» **What you are asked to do**: Pull each line containing "Ringtone" out of the data and copy it.
+++++
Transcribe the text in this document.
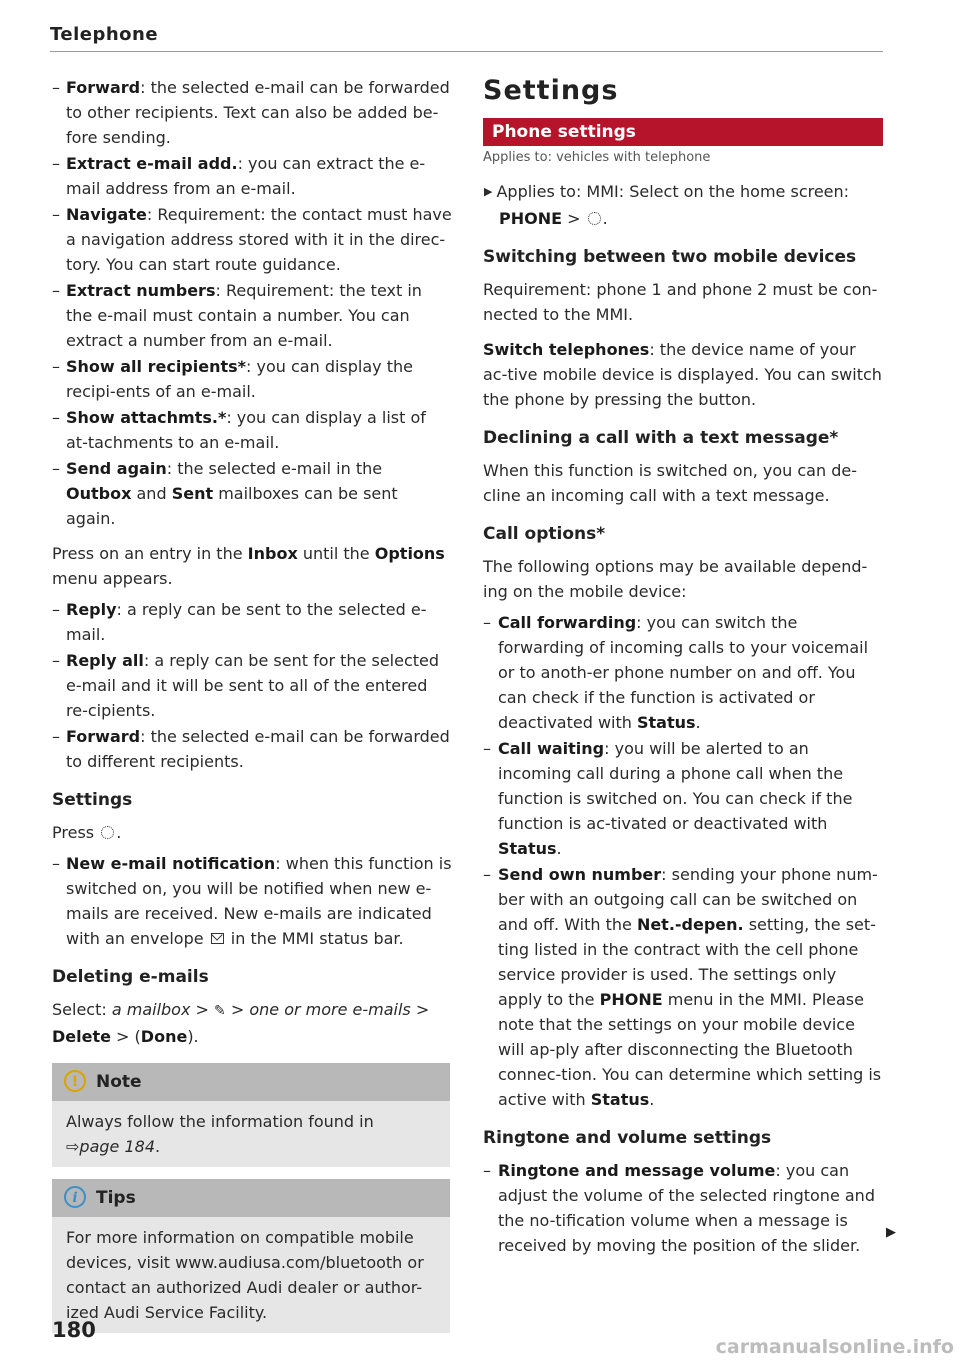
Telephone
– Forward: the selected e-mail can be forwarded to other recipients. Text can also be added be-fore sending.
– Extract e-mail add.: you can extract the e-mail address from an e-mail.
– Navigate: Requirement: the contact must have a navigation address stored with it in the direc-tory. You can start route guidance.
– Extract numbers: Requirement: the text in the e-mail must contain a number. You can extract a number from an e-mail.
– Show all recipients*: you can display the recipi-ents of an e-mail.
– Show attachmts.*: you can display a list of at-tachments to an e-mail.
– Send again: the selected e-mail in the Outbox and Sent mailboxes can be sent again.

Press on an entry in the Inbox until the Options menu appears.

– Reply: a reply can be sent to the selected e-mail.
– Reply all: a reply can be sent for the selected e-mail and it will be sent to all of the entered re-cipients.
– Forward: the selected e-mail can be forwarded to different recipients.
Settings

Press .

– New e-mail notification: when this function is switched on, you will be notified when new e-mails are received. New e-mails are indicated with an envelope  in the MMI status bar.
Deleting e-mails

Select: a mailbox > ✎ > one or more e-mails > Delete > (Done).

! Note
Always follow the information found in
⇨page 184.
i Tips
For more information on compatible mobile devices, visit www.audiusa.com/bluetooth or contact an authorized Audi dealer or author-ized Audi Service Facility.
Settings
Phone settings
Applies to: vehicles with telephone
▶ Applies to: MMI: Select on the home screen:
PHONE > .
Switching between two mobile devices

Requirement: phone 1 and phone 2 must be con-nected to the MMI.

Switch telephones: the device name of your ac-tive mobile device is displayed. You can switch the phone by pressing the button.

Declining a call with a text message*

When this function is switched on, you can de-cline an incoming call with a text message.

Call options*

The following options may be available depend-ing on the mobile device:

– Call forwarding: you can switch the forwarding of incoming calls to your voicemail or to anoth-er phone number on and off. You can check if the function is activated or deactivated with Status.
– Call waiting: you will be alerted to an incoming call during a phone call when the function is switched on. You can check if the function is ac-tivated or deactivated with Status.
– Send own number: sending your phone num-ber with an outgoing call can be switched on and off. With the Net.-depen. setting, the set-ting listed in the contract with the cell phone service provider is used. The settings only apply to the PHONE menu in the MMI. Please note that the settings on your mobile device will ap-ply after disconnecting the Bluetooth connec-tion. You can determine which setting is active with Status.
Ringtone and volume settings
– Ringtone and message volume: you can adjust the volume of the selected ringtone and the no-tification volume when a message is received by moving the position of the slider.
▶
180
carmanualsonline.info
+++++
» **Task answer**:
Ringtone and volume settings
– Ringtone and message volume: you can adjust the volume of the selected ringtone and the no-tification volume when a message is received by moving the position of the slider.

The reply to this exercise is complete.